__Description of the task__.
Return each line containing "WiFi".

Chart and figure data
┌────────
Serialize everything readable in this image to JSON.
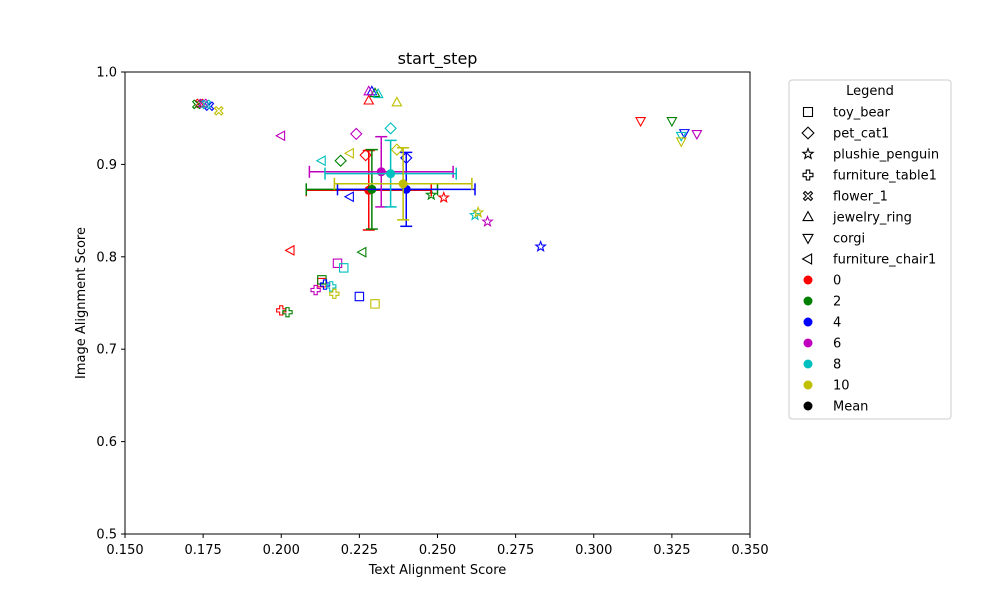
{
  "chart_data": {
    "type": "scatter",
    "title": "start_step",
    "xlabel": "Text Alignment Score",
    "ylabel": "Image Alignment Score",
    "xlim": [
      0.15,
      0.35
    ],
    "ylim": [
      0.5,
      1.0
    ],
    "xticks": [
      "0.150",
      "0.175",
      "0.200",
      "0.225",
      "0.250",
      "0.275",
      "0.300",
      "0.325",
      "0.350"
    ],
    "yticks": [
      "0.5",
      "0.6",
      "0.7",
      "0.8",
      "0.9",
      "1.0"
    ],
    "grid": false,
    "legend": {
      "title": "Legend",
      "placement": "outside-right",
      "marker_entries": [
        {
          "label": "toy_bear",
          "marker": "square"
        },
        {
          "label": "pet_cat1",
          "marker": "diamond"
        },
        {
          "label": "plushie_penguin",
          "marker": "star"
        },
        {
          "label": "furniture_table1",
          "marker": "plus"
        },
        {
          "label": "flower_1",
          "marker": "x"
        },
        {
          "label": "jewelry_ring",
          "marker": "triangle-up"
        },
        {
          "label": "corgi",
          "marker": "triangle-down"
        },
        {
          "label": "furniture_chair1",
          "marker": "triangle-left"
        }
      ],
      "color_entries": [
        {
          "label": "0",
          "color": "#ff0000"
        },
        {
          "label": "2",
          "color": "#008000"
        },
        {
          "label": "4",
          "color": "#0000ff"
        },
        {
          "label": "6",
          "color": "#bf00bf"
        },
        {
          "label": "8",
          "color": "#00bfbf"
        },
        {
          "label": "10",
          "color": "#bfbf00"
        },
        {
          "label": "Mean",
          "color": "#000000"
        }
      ]
    },
    "points": [
      {
        "subject": "toy_bear",
        "step": "0",
        "x": 0.213,
        "y": 0.772
      },
      {
        "subject": "toy_bear",
        "step": "2",
        "x": 0.213,
        "y": 0.775
      },
      {
        "subject": "toy_bear",
        "step": "4",
        "x": 0.225,
        "y": 0.757
      },
      {
        "subject": "toy_bear",
        "step": "6",
        "x": 0.218,
        "y": 0.793
      },
      {
        "subject": "toy_bear",
        "step": "8",
        "x": 0.22,
        "y": 0.788
      },
      {
        "subject": "toy_bear",
        "step": "10",
        "x": 0.23,
        "y": 0.749
      },
      {
        "subject": "pet_cat1",
        "step": "0",
        "x": 0.227,
        "y": 0.91
      },
      {
        "subject": "pet_cat1",
        "step": "2",
        "x": 0.219,
        "y": 0.904
      },
      {
        "subject": "pet_cat1",
        "step": "4",
        "x": 0.24,
        "y": 0.907
      },
      {
        "subject": "pet_cat1",
        "step": "6",
        "x": 0.224,
        "y": 0.933
      },
      {
        "subject": "pet_cat1",
        "step": "8",
        "x": 0.235,
        "y": 0.939
      },
      {
        "subject": "pet_cat1",
        "step": "10",
        "x": 0.237,
        "y": 0.916
      },
      {
        "subject": "plushie_penguin",
        "step": "0",
        "x": 0.252,
        "y": 0.864
      },
      {
        "subject": "plushie_penguin",
        "step": "2",
        "x": 0.248,
        "y": 0.867
      },
      {
        "subject": "plushie_penguin",
        "step": "4",
        "x": 0.283,
        "y": 0.811
      },
      {
        "subject": "plushie_penguin",
        "step": "6",
        "x": 0.266,
        "y": 0.838
      },
      {
        "subject": "plushie_penguin",
        "step": "8",
        "x": 0.262,
        "y": 0.845
      },
      {
        "subject": "plushie_penguin",
        "step": "10",
        "x": 0.263,
        "y": 0.848
      },
      {
        "subject": "furniture_table1",
        "step": "0",
        "x": 0.2,
        "y": 0.742
      },
      {
        "subject": "furniture_table1",
        "step": "2",
        "x": 0.202,
        "y": 0.74
      },
      {
        "subject": "furniture_table1",
        "step": "4",
        "x": 0.214,
        "y": 0.77
      },
      {
        "subject": "furniture_table1",
        "step": "6",
        "x": 0.211,
        "y": 0.764
      },
      {
        "subject": "furniture_table1",
        "step": "8",
        "x": 0.216,
        "y": 0.768
      },
      {
        "subject": "furniture_table1",
        "step": "10",
        "x": 0.217,
        "y": 0.76
      },
      {
        "subject": "flower_1",
        "step": "0",
        "x": 0.174,
        "y": 0.966
      },
      {
        "subject": "flower_1",
        "step": "2",
        "x": 0.173,
        "y": 0.965
      },
      {
        "subject": "flower_1",
        "step": "4",
        "x": 0.177,
        "y": 0.963
      },
      {
        "subject": "flower_1",
        "step": "6",
        "x": 0.175,
        "y": 0.966
      },
      {
        "subject": "flower_1",
        "step": "8",
        "x": 0.176,
        "y": 0.965
      },
      {
        "subject": "flower_1",
        "step": "10",
        "x": 0.18,
        "y": 0.958
      },
      {
        "subject": "jewelry_ring",
        "step": "0",
        "x": 0.228,
        "y": 0.969
      },
      {
        "subject": "jewelry_ring",
        "step": "2",
        "x": 0.23,
        "y": 0.977
      },
      {
        "subject": "jewelry_ring",
        "step": "4",
        "x": 0.229,
        "y": 0.979
      },
      {
        "subject": "jewelry_ring",
        "step": "6",
        "x": 0.228,
        "y": 0.979
      },
      {
        "subject": "jewelry_ring",
        "step": "8",
        "x": 0.231,
        "y": 0.976
      },
      {
        "subject": "jewelry_ring",
        "step": "10",
        "x": 0.237,
        "y": 0.967
      },
      {
        "subject": "corgi",
        "step": "0",
        "x": 0.315,
        "y": 0.947
      },
      {
        "subject": "corgi",
        "step": "2",
        "x": 0.325,
        "y": 0.947
      },
      {
        "subject": "corgi",
        "step": "4",
        "x": 0.329,
        "y": 0.934
      },
      {
        "subject": "corgi",
        "step": "6",
        "x": 0.333,
        "y": 0.933
      },
      {
        "subject": "corgi",
        "step": "8",
        "x": 0.328,
        "y": 0.931
      },
      {
        "subject": "corgi",
        "step": "10",
        "x": 0.328,
        "y": 0.925
      },
      {
        "subject": "furniture_chair1",
        "step": "0",
        "x": 0.203,
        "y": 0.807
      },
      {
        "subject": "furniture_chair1",
        "step": "2",
        "x": 0.226,
        "y": 0.805
      },
      {
        "subject": "furniture_chair1",
        "step": "4",
        "x": 0.222,
        "y": 0.865
      },
      {
        "subject": "furniture_chair1",
        "step": "6",
        "x": 0.2,
        "y": 0.931
      },
      {
        "subject": "furniture_chair1",
        "step": "8",
        "x": 0.213,
        "y": 0.904
      },
      {
        "subject": "furniture_chair1",
        "step": "10",
        "x": 0.222,
        "y": 0.912
      }
    ],
    "means": [
      {
        "step": "0",
        "x": 0.228,
        "y": 0.872,
        "xerr": 0.02,
        "yerr": 0.043
      },
      {
        "step": "2",
        "x": 0.229,
        "y": 0.873,
        "xerr": 0.021,
        "yerr": 0.043
      },
      {
        "step": "4",
        "x": 0.24,
        "y": 0.873,
        "xerr": 0.022,
        "yerr": 0.04
      },
      {
        "step": "6",
        "x": 0.232,
        "y": 0.892,
        "xerr": 0.023,
        "yerr": 0.038
      },
      {
        "step": "8",
        "x": 0.235,
        "y": 0.89,
        "xerr": 0.021,
        "yerr": 0.036
      },
      {
        "step": "10",
        "x": 0.239,
        "y": 0.879,
        "xerr": 0.022,
        "yerr": 0.039
      }
    ]
  }
}
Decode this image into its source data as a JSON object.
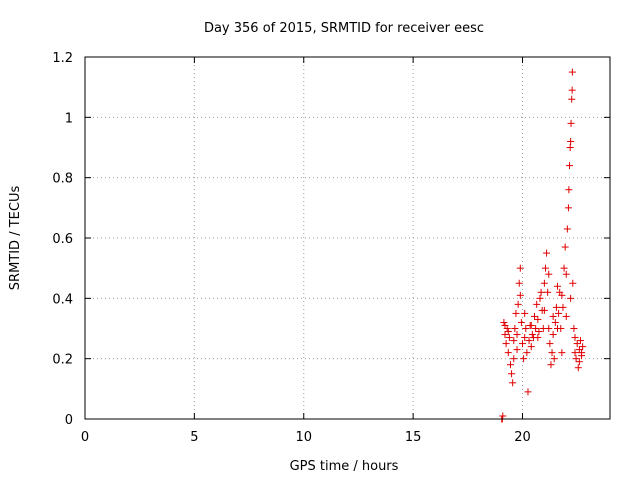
{
  "chart_data": {
    "type": "scatter",
    "title": "Day 356 of 2015, SRMTID for receiver eesc",
    "xlabel": "GPS time / hours",
    "ylabel": "SRMTID / TECUs",
    "xlim": [
      0,
      24
    ],
    "ylim": [
      0,
      1.2
    ],
    "xticks": [
      0,
      5,
      10,
      15,
      20
    ],
    "yticks": [
      0,
      0.2,
      0.4,
      0.6,
      0.8,
      1,
      1.2
    ],
    "ytick_labels": [
      "0",
      "0.2",
      "0.4",
      "0.6",
      "0.8",
      "1",
      "1.2"
    ],
    "grid": true,
    "marker": "+",
    "marker_color": "#e00000",
    "series": [
      {
        "points": [
          [
            19.05,
            0.0
          ],
          [
            19.08,
            0.0
          ],
          [
            19.1,
            0.01
          ],
          [
            19.15,
            0.32
          ],
          [
            19.2,
            0.28
          ],
          [
            19.25,
            0.25
          ],
          [
            19.3,
            0.3
          ],
          [
            19.35,
            0.22
          ],
          [
            19.4,
            0.27
          ],
          [
            19.45,
            0.18
          ],
          [
            19.5,
            0.15
          ],
          [
            19.55,
            0.12
          ],
          [
            19.6,
            0.2
          ],
          [
            19.65,
            0.3
          ],
          [
            19.7,
            0.35
          ],
          [
            19.75,
            0.28
          ],
          [
            19.8,
            0.38
          ],
          [
            19.85,
            0.45
          ],
          [
            19.9,
            0.5
          ],
          [
            19.95,
            0.32
          ],
          [
            20.0,
            0.25
          ],
          [
            20.05,
            0.2
          ],
          [
            20.1,
            0.27
          ],
          [
            20.15,
            0.3
          ],
          [
            20.2,
            0.22
          ],
          [
            20.25,
            0.09
          ],
          [
            20.3,
            0.26
          ],
          [
            20.35,
            0.31
          ],
          [
            20.4,
            0.24
          ],
          [
            20.45,
            0.28
          ],
          [
            20.5,
            0.27
          ],
          [
            20.55,
            0.34
          ],
          [
            20.6,
            0.3
          ],
          [
            20.65,
            0.38
          ],
          [
            20.7,
            0.33
          ],
          [
            20.75,
            0.29
          ],
          [
            20.8,
            0.4
          ],
          [
            20.85,
            0.42
          ],
          [
            20.9,
            0.36
          ],
          [
            20.95,
            0.3
          ],
          [
            21.0,
            0.45
          ],
          [
            21.05,
            0.5
          ],
          [
            21.1,
            0.55
          ],
          [
            21.15,
            0.42
          ],
          [
            21.2,
            0.3
          ],
          [
            21.25,
            0.25
          ],
          [
            21.3,
            0.18
          ],
          [
            21.35,
            0.22
          ],
          [
            21.4,
            0.28
          ],
          [
            21.45,
            0.2
          ],
          [
            21.5,
            0.32
          ],
          [
            21.55,
            0.37
          ],
          [
            21.6,
            0.44
          ],
          [
            21.65,
            0.35
          ],
          [
            21.7,
            0.42
          ],
          [
            21.75,
            0.3
          ],
          [
            21.8,
            0.22
          ],
          [
            21.85,
            0.37
          ],
          [
            21.9,
            0.5
          ],
          [
            21.95,
            0.57
          ],
          [
            22.0,
            0.48
          ],
          [
            22.05,
            0.63
          ],
          [
            22.1,
            0.7
          ],
          [
            22.12,
            0.76
          ],
          [
            22.15,
            0.84
          ],
          [
            22.18,
            0.9
          ],
          [
            22.2,
            0.92
          ],
          [
            22.22,
            0.98
          ],
          [
            22.25,
            1.06
          ],
          [
            22.27,
            1.09
          ],
          [
            22.28,
            1.15
          ],
          [
            22.3,
            0.45
          ],
          [
            22.35,
            0.3
          ],
          [
            22.4,
            0.22
          ],
          [
            22.45,
            0.2
          ],
          [
            22.5,
            0.25
          ],
          [
            22.55,
            0.17
          ],
          [
            22.6,
            0.23
          ],
          [
            22.65,
            0.26
          ],
          [
            22.7,
            0.21
          ],
          [
            22.75,
            0.24
          ],
          [
            19.2,
            0.31
          ],
          [
            19.35,
            0.29
          ],
          [
            19.6,
            0.26
          ],
          [
            19.75,
            0.23
          ],
          [
            19.9,
            0.41
          ],
          [
            20.1,
            0.35
          ],
          [
            20.4,
            0.31
          ],
          [
            20.7,
            0.27
          ],
          [
            21.0,
            0.36
          ],
          [
            21.2,
            0.48
          ],
          [
            21.4,
            0.34
          ],
          [
            21.6,
            0.3
          ],
          [
            21.8,
            0.41
          ],
          [
            22.0,
            0.34
          ],
          [
            22.2,
            0.4
          ],
          [
            22.4,
            0.27
          ],
          [
            22.6,
            0.19
          ],
          [
            22.7,
            0.22
          ]
        ]
      }
    ]
  }
}
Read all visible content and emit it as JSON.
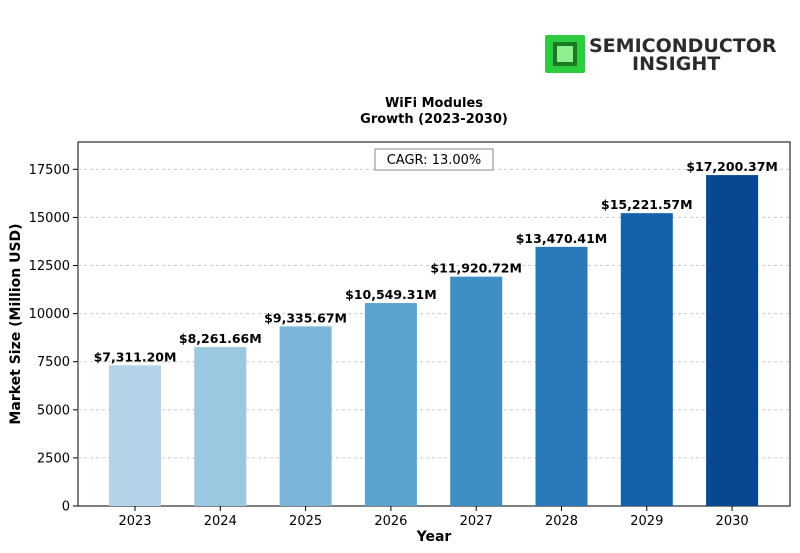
{
  "logo": {
    "line1": "SEMICONDUCTOR",
    "line2": "INSIGHT",
    "colors": {
      "chip": "#2ecc40",
      "chip_dark": "#1a7a24",
      "text": "#2b2b2b"
    }
  },
  "annotation": {
    "text": "CAGR: 13.00%"
  },
  "chart_data": {
    "type": "bar",
    "title": "WiFi Modules\nGrowth (2023-2030)",
    "title_lines": [
      "WiFi Modules",
      "Growth (2023-2030)"
    ],
    "xlabel": "Year",
    "ylabel": "Market Size (Million USD)",
    "categories": [
      "2023",
      "2024",
      "2025",
      "2026",
      "2027",
      "2028",
      "2029",
      "2030"
    ],
    "values": [
      7311.2,
      8261.66,
      9335.67,
      10549.31,
      11920.72,
      13470.41,
      15221.57,
      17200.37
    ],
    "data_labels": [
      "$7,311.20M",
      "$8,261.66M",
      "$9,335.67M",
      "$10,549.31M",
      "$11,920.72M",
      "$13,470.41M",
      "$15,221.57M",
      "$17,200.37M"
    ],
    "yticks": [
      0,
      2500,
      5000,
      7500,
      10000,
      12500,
      15000,
      17500
    ],
    "ylim": [
      0,
      18920
    ],
    "grid": true,
    "bar_colors": [
      "#b3d3e8",
      "#9ac8e0",
      "#7bb6d9",
      "#5ba3cf",
      "#3f8fc5",
      "#2978b8",
      "#1562a9",
      "#084891"
    ]
  }
}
└────────
__In response__.
    "title": "WiFi Modules\nGrowth (2023-2030)",
      "WiFi Modules",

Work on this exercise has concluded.